▶ [Task to complete]:
Below are records; count the lines that contain "highlight" and give only the total.

▶ [Supplied records]:

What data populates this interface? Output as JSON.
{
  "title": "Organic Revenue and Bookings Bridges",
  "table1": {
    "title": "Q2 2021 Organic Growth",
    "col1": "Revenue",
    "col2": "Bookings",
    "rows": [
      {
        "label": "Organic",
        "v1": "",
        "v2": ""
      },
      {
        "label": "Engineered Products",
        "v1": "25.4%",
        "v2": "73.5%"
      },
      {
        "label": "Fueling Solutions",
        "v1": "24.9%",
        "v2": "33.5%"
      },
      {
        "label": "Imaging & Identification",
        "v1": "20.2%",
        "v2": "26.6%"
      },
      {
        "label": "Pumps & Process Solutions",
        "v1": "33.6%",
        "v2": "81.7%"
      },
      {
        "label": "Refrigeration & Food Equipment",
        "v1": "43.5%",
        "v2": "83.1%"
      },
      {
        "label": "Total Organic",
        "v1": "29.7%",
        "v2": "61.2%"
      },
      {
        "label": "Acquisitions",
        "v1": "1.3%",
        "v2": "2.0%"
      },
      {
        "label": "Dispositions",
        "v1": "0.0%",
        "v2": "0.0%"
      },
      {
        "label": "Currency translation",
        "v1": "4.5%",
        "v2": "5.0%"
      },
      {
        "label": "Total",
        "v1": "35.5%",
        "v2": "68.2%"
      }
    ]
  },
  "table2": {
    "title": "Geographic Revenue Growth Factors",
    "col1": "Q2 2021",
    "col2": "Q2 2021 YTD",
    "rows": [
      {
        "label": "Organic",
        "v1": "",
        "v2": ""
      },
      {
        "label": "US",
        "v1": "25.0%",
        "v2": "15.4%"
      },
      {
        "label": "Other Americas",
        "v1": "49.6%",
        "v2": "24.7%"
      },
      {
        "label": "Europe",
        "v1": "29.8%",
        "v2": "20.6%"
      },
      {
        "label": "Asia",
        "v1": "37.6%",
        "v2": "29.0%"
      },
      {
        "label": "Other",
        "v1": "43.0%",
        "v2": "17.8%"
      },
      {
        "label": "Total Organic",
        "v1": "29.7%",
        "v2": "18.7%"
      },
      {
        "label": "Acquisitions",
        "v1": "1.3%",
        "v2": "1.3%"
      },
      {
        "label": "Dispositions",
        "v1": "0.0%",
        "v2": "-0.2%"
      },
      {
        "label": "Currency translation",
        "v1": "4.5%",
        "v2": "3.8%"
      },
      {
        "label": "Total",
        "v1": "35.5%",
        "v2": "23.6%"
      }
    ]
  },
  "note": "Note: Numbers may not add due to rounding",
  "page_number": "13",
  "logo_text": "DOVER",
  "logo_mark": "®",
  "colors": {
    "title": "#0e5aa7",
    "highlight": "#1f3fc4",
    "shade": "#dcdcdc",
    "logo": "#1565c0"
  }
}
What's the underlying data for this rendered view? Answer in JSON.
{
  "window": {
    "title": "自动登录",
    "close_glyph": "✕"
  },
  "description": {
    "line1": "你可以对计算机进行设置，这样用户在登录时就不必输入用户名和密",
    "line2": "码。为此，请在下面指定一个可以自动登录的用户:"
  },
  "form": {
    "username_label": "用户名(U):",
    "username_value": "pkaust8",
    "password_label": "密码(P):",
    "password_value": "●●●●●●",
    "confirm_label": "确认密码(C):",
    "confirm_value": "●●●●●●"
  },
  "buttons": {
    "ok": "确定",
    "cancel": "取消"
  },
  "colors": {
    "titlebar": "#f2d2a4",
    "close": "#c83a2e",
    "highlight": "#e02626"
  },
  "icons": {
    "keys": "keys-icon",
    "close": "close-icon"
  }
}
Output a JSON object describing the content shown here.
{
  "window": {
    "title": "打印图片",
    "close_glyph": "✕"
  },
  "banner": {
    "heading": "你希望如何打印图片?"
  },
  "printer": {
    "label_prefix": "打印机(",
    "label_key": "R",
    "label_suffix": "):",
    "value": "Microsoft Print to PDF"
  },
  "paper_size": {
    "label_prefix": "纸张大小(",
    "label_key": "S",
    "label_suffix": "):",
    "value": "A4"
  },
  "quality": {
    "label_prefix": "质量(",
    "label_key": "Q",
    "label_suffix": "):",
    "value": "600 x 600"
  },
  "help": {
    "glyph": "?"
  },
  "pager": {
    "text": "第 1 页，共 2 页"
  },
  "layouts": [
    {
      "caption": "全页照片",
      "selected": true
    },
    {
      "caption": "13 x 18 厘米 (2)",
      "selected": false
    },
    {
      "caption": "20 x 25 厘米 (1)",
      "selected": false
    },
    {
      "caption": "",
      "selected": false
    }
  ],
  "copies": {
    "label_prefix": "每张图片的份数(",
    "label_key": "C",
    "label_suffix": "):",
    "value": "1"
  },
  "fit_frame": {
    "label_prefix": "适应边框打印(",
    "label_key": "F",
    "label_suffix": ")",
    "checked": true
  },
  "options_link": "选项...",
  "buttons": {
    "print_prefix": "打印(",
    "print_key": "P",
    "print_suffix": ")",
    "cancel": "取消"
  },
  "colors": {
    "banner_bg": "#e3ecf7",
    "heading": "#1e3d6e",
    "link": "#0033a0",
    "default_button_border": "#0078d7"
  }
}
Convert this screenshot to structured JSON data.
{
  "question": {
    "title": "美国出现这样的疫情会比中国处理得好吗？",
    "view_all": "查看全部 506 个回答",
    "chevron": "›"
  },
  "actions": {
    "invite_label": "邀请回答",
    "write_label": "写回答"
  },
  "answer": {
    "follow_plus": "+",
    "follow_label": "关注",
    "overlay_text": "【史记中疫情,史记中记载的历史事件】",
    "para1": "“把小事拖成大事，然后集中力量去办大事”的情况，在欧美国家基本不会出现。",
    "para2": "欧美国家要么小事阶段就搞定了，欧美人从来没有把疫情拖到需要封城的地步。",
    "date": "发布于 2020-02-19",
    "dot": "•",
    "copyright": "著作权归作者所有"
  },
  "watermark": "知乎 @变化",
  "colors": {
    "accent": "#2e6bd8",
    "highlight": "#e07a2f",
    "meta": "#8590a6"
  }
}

▶ [Answer for this exercise]:
3